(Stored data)
────────────────

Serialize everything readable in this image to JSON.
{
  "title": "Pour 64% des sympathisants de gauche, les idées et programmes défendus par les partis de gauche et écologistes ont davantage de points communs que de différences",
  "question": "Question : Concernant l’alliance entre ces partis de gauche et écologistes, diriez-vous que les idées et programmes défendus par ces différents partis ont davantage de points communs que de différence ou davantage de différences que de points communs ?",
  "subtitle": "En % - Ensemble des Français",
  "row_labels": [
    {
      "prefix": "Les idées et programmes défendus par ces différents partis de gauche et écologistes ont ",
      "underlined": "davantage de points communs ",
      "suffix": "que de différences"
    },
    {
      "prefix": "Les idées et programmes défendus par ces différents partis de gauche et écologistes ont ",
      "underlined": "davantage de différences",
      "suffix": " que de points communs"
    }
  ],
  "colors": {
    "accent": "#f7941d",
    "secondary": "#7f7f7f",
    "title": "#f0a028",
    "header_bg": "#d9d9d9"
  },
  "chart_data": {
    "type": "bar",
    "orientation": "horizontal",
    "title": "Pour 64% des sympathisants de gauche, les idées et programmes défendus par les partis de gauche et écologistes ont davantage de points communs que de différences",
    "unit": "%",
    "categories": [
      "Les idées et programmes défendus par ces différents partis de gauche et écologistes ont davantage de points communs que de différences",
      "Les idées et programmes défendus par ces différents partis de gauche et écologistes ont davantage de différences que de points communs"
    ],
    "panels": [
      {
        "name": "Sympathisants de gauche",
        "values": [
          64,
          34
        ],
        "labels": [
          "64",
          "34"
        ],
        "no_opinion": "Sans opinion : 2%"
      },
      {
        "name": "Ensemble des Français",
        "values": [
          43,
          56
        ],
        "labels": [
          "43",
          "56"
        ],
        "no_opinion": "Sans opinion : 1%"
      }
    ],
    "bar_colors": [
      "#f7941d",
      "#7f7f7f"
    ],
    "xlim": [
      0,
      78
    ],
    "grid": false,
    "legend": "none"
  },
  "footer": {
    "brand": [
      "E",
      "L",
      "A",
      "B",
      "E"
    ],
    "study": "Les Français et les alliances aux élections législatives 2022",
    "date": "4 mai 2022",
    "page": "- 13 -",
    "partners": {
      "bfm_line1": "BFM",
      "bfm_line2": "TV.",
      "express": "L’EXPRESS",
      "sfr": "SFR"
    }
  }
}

────────────────

PROBLEM DESCRIPTION:
Reproduce the entries above in full, verbatim.

RESULT:
Serialize everything readable in this image to JSON.
{
  "title": "Pour 64% des sympathisants de gauche, les idées et programmes défendus par les partis de gauche et écologistes ont davantage de points communs que de différences",
  "question": "Question : Concernant l’alliance entre ces partis de gauche et écologistes, diriez-vous que les idées et programmes défendus par ces différents partis ont davantage de points communs que de différence ou davantage de différences que de points communs ?",
  "subtitle": "En % - Ensemble des Français",
  "row_labels": [
    {
      "prefix": "Les idées et programmes défendus par ces différents partis de gauche et écologistes ont ",
      "underlined": "davantage de points communs ",
      "suffix": "que de différences"
    },
    {
      "prefix": "Les idées et programmes défendus par ces différents partis de gauche et écologistes ont ",
      "underlined": "davantage de différences",
      "suffix": " que de points communs"
    }
  ],
  "colors": {
    "accent": "#f7941d",
    "secondary": "#7f7f7f",
    "title": "#f0a028",
    "header_bg": "#d9d9d9"
  },
  "chart_data": {
    "type": "bar",
    "orientation": "horizontal",
    "title": "Pour 64% des sympathisants de gauche, les idées et programmes défendus par les partis de gauche et écologistes ont davantage de points communs que de différences",
    "unit": "%",
    "categories": [
      "Les idées et programmes défendus par ces différents partis de gauche et écologistes ont davantage de points communs que de différences",
      "Les idées et programmes défendus par ces différents partis de gauche et écologistes ont davantage de différences que de points communs"
    ],
    "panels": [
      {
        "name": "Sympathisants de gauche",
        "values": [
          64,
          34
        ],
        "labels": [
          "64",
          "34"
        ],
        "no_opinion": "Sans opinion : 2%"
      },
      {
        "name": "Ensemble des Français",
        "values": [
          43,
          56
        ],
        "labels": [
          "43",
          "56"
        ],
        "no_opinion": "Sans opinion : 1%"
      }
    ],
    "bar_colors": [
      "#f7941d",
      "#7f7f7f"
    ],
    "xlim": [
      0,
      78
    ],
    "grid": false,
    "legend": "none"
  },
  "footer": {
    "brand": [
      "E",
      "L",
      "A",
      "B",
      "E"
    ],
    "study": "Les Français et les alliances aux élections législatives 2022",
    "date": "4 mai 2022",
    "page": "- 13 -",
    "partners": {
      "bfm_line1": "BFM",
      "bfm_line2": "TV.",
      "express": "L’EXPRESS",
      "sfr": "SFR"
    }
  }
}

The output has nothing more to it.